◆ Dataset rows about figures ◆

━━━━━━━━━━━━━━━━

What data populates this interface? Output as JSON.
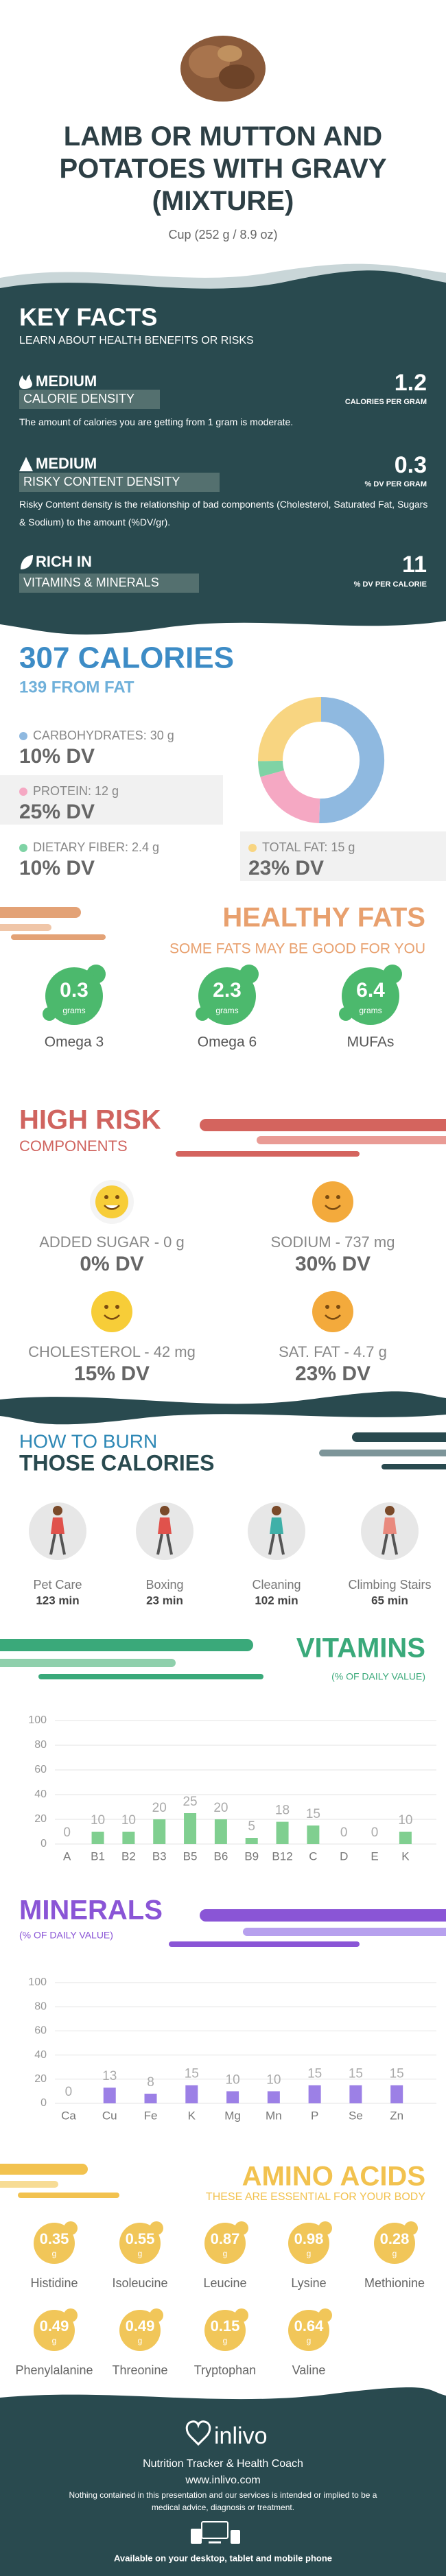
{
  "header": {
    "title": "LAMB OR MUTTON AND POTATOES WITH GRAVY (MIXTURE)",
    "serving": "Cup (252 g / 8.9 oz)"
  },
  "key_facts": {
    "title": "KEY FACTS",
    "subtitle": "LEARN ABOUT HEALTH BENEFITS OR RISKS",
    "items": [
      {
        "level": "MEDIUM",
        "name": "CALORIE DENSITY",
        "value": 1.2,
        "unit": "CALORIES PER GRAM",
        "description": "The amount of calories you are getting from 1 gram is moderate."
      },
      {
        "level": "MEDIUM",
        "name": "RISKY CONTENT DENSITY",
        "value": 0.3,
        "unit": "% DV PER GRAM",
        "description": "Risky Content density is the relationship of bad components (Cholesterol, Saturated Fat, Sugars & Sodium) to the amount (%DV/gr)."
      },
      {
        "level": "RICH IN",
        "name": "VITAMINS & MINERALS",
        "value": 11,
        "unit": "% DV PER CALORIE"
      }
    ]
  },
  "chart_data": [
    {
      "type": "pie",
      "donut": true,
      "title": "307 CALORIES",
      "subtitle": "139 FROM FAT",
      "values": [
        30,
        12,
        2.4,
        15
      ],
      "value_labels": [
        "CARBOHYDRATES: 30 g",
        "PROTEIN: 12 g",
        "DIETARY FIBER: 2.4 g",
        "TOTAL FAT: 15 g"
      ],
      "dv_labels": [
        "10% DV",
        "25% DV",
        "10% DV",
        "23% DV"
      ],
      "colors": [
        "#8fb9e0",
        "#f5a8c3",
        "#7fd3a5",
        "#f8d581"
      ]
    },
    {
      "type": "bar",
      "title": "VITAMINS",
      "subtitle": "(% OF DAILY VALUE)",
      "categories": [
        "A",
        "B1",
        "B2",
        "B3",
        "B5",
        "B6",
        "B9",
        "B12",
        "C",
        "D",
        "E",
        "K"
      ],
      "values": [
        0,
        10,
        10,
        20,
        25,
        20,
        5,
        18,
        15,
        0,
        0,
        10
      ],
      "color": "#80cf90",
      "ylim": [
        0,
        100
      ],
      "yticks": [
        0,
        20,
        40,
        60,
        80,
        100
      ],
      "grid": true
    },
    {
      "type": "bar",
      "title": "MINERALS",
      "subtitle": "(% OF DAILY VALUE)",
      "categories": [
        "Ca",
        "Cu",
        "Fe",
        "K",
        "Mg",
        "Mn",
        "P",
        "Se",
        "Zn"
      ],
      "values": [
        0,
        13,
        8,
        15,
        10,
        10,
        15,
        15,
        15
      ],
      "color": "#9c80e6",
      "ylim": [
        0,
        100
      ],
      "yticks": [
        0,
        20,
        40,
        60,
        80,
        100
      ],
      "grid": true
    }
  ],
  "healthy_fats": {
    "title": "HEALTHY FATS",
    "subtitle": "SOME FATS MAY BE GOOD FOR YOU",
    "items": [
      {
        "value": 0.3,
        "unit": "grams",
        "name": "Omega 3"
      },
      {
        "value": 2.3,
        "unit": "grams",
        "name": "Omega 6"
      },
      {
        "value": 6.4,
        "unit": "grams",
        "name": "MUFAs"
      }
    ]
  },
  "high_risk": {
    "title": "HIGH RISK",
    "subtitle": "COMPONENTS",
    "items": [
      {
        "label": "ADDED SUGAR - 0 g",
        "dv": "0% DV"
      },
      {
        "label": "SODIUM - 737 mg",
        "dv": "30% DV"
      },
      {
        "label": "CHOLESTEROL - 42 mg",
        "dv": "15% DV"
      },
      {
        "label": "SAT. FAT - 4.7 g",
        "dv": "23% DV"
      }
    ]
  },
  "burn": {
    "title_line1": "HOW TO BURN",
    "title_line2": "THOSE CALORIES",
    "activities": [
      {
        "name": "Pet Care",
        "time": "123 min"
      },
      {
        "name": "Boxing",
        "time": "23 min"
      },
      {
        "name": "Cleaning",
        "time": "102 min"
      },
      {
        "name": "Climbing Stairs",
        "time": "65 min"
      }
    ]
  },
  "amino_acids": {
    "title": "AMINO ACIDS",
    "subtitle": "THESE ARE ESSENTIAL FOR YOUR BODY",
    "items": [
      {
        "name": "Histidine",
        "value": 0.35,
        "unit": "g"
      },
      {
        "name": "Isoleucine",
        "value": 0.55,
        "unit": "g"
      },
      {
        "name": "Leucine",
        "value": 0.87,
        "unit": "g"
      },
      {
        "name": "Lysine",
        "value": 0.98,
        "unit": "g"
      },
      {
        "name": "Methionine",
        "value": 0.28,
        "unit": "g"
      },
      {
        "name": "Phenylalanine",
        "value": 0.49,
        "unit": "g"
      },
      {
        "name": "Threonine",
        "value": 0.49,
        "unit": "g"
      },
      {
        "name": "Tryptophan",
        "value": 0.15,
        "unit": "g"
      },
      {
        "name": "Valine",
        "value": 0.64,
        "unit": "g"
      }
    ]
  },
  "footer": {
    "brand": "inlivo",
    "tagline": "Nutrition Tracker & Health Coach",
    "url": "www.inlivo.com",
    "disclaimer": "Nothing contained in this presentation and our services is intended or implied to be a medical advice, diagnosis or treatment.",
    "availability": "Available on your desktop, tablet and mobile phone"
  }
}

━━━━━━━━━━━━━━━━

◆ WORK REQUIRED ◆
An exact copy of the entries, without any pictures, is what the answer should be.

◆ RESPONSE TO THE TASK ◆
What data populates this interface? Output as JSON.
{
  "header": {
    "title": "LAMB OR MUTTON AND POTATOES WITH GRAVY (MIXTURE)",
    "serving": "Cup (252 g / 8.9 oz)"
  },
  "key_facts": {
    "title": "KEY FACTS",
    "subtitle": "LEARN ABOUT HEALTH BENEFITS OR RISKS",
    "items": [
      {
        "level": "MEDIUM",
        "name": "CALORIE DENSITY",
        "value": 1.2,
        "unit": "CALORIES PER GRAM",
        "description": "The amount of calories you are getting from 1 gram is moderate."
      },
      {
        "level": "MEDIUM",
        "name": "RISKY CONTENT DENSITY",
        "value": 0.3,
        "unit": "% DV PER GRAM",
        "description": "Risky Content density is the relationship of bad components (Cholesterol, Saturated Fat, Sugars & Sodium) to the amount (%DV/gr)."
      },
      {
        "level": "RICH IN",
        "name": "VITAMINS & MINERALS",
        "value": 11,
        "unit": "% DV PER CALORIE"
      }
    ]
  },
  "chart_data": [
    {
      "type": "pie",
      "donut": true,
      "title": "307 CALORIES",
      "subtitle": "139 FROM FAT",
      "values": [
        30,
        12,
        2.4,
        15
      ],
      "value_labels": [
        "CARBOHYDRATES: 30 g",
        "PROTEIN: 12 g",
        "DIETARY FIBER: 2.4 g",
        "TOTAL FAT: 15 g"
      ],
      "dv_labels": [
        "10% DV",
        "25% DV",
        "10% DV",
        "23% DV"
      ],
      "colors": [
        "#8fb9e0",
        "#f5a8c3",
        "#7fd3a5",
        "#f8d581"
      ]
    },
    {
      "type": "bar",
      "title": "VITAMINS",
      "subtitle": "(% OF DAILY VALUE)",
      "categories": [
        "A",
        "B1",
        "B2",
        "B3",
        "B5",
        "B6",
        "B9",
        "B12",
        "C",
        "D",
        "E",
        "K"
      ],
      "values": [
        0,
        10,
        10,
        20,
        25,
        20,
        5,
        18,
        15,
        0,
        0,
        10
      ],
      "color": "#80cf90",
      "ylim": [
        0,
        100
      ],
      "yticks": [
        0,
        20,
        40,
        60,
        80,
        100
      ],
      "grid": true
    },
    {
      "type": "bar",
      "title": "MINERALS",
      "subtitle": "(% OF DAILY VALUE)",
      "categories": [
        "Ca",
        "Cu",
        "Fe",
        "K",
        "Mg",
        "Mn",
        "P",
        "Se",
        "Zn"
      ],
      "values": [
        0,
        13,
        8,
        15,
        10,
        10,
        15,
        15,
        15
      ],
      "color": "#9c80e6",
      "ylim": [
        0,
        100
      ],
      "yticks": [
        0,
        20,
        40,
        60,
        80,
        100
      ],
      "grid": true
    }
  ],
  "healthy_fats": {
    "title": "HEALTHY FATS",
    "subtitle": "SOME FATS MAY BE GOOD FOR YOU",
    "items": [
      {
        "value": 0.3,
        "unit": "grams",
        "name": "Omega 3"
      },
      {
        "value": 2.3,
        "unit": "grams",
        "name": "Omega 6"
      },
      {
        "value": 6.4,
        "unit": "grams",
        "name": "MUFAs"
      }
    ]
  },
  "high_risk": {
    "title": "HIGH RISK",
    "subtitle": "COMPONENTS",
    "items": [
      {
        "label": "ADDED SUGAR - 0 g",
        "dv": "0% DV"
      },
      {
        "label": "SODIUM - 737 mg",
        "dv": "30% DV"
      },
      {
        "label": "CHOLESTEROL - 42 mg",
        "dv": "15% DV"
      },
      {
        "label": "SAT. FAT - 4.7 g",
        "dv": "23% DV"
      }
    ]
  },
  "burn": {
    "title_line1": "HOW TO BURN",
    "title_line2": "THOSE CALORIES",
    "activities": [
      {
        "name": "Pet Care",
        "time": "123 min"
      },
      {
        "name": "Boxing",
        "time": "23 min"
      },
      {
        "name": "Cleaning",
        "time": "102 min"
      },
      {
        "name": "Climbing Stairs",
        "time": "65 min"
      }
    ]
  },
  "amino_acids": {
    "title": "AMINO ACIDS",
    "subtitle": "THESE ARE ESSENTIAL FOR YOUR BODY",
    "items": [
      {
        "name": "Histidine",
        "value": 0.35,
        "unit": "g"
      },
      {
        "name": "Isoleucine",
        "value": 0.55,
        "unit": "g"
      },
      {
        "name": "Leucine",
        "value": 0.87,
        "unit": "g"
      },
      {
        "name": "Lysine",
        "value": 0.98,
        "unit": "g"
      },
      {
        "name": "Methionine",
        "value": 0.28,
        "unit": "g"
      },
      {
        "name": "Phenylalanine",
        "value": 0.49,
        "unit": "g"
      },
      {
        "name": "Threonine",
        "value": 0.49,
        "unit": "g"
      },
      {
        "name": "Tryptophan",
        "value": 0.15,
        "unit": "g"
      },
      {
        "name": "Valine",
        "value": 0.64,
        "unit": "g"
      }
    ]
  },
  "footer": {
    "brand": "inlivo",
    "tagline": "Nutrition Tracker & Health Coach",
    "url": "www.inlivo.com",
    "disclaimer": "Nothing contained in this presentation and our services is intended or implied to be a medical advice, diagnosis or treatment.",
    "availability": "Available on your desktop, tablet and mobile phone"
  }
}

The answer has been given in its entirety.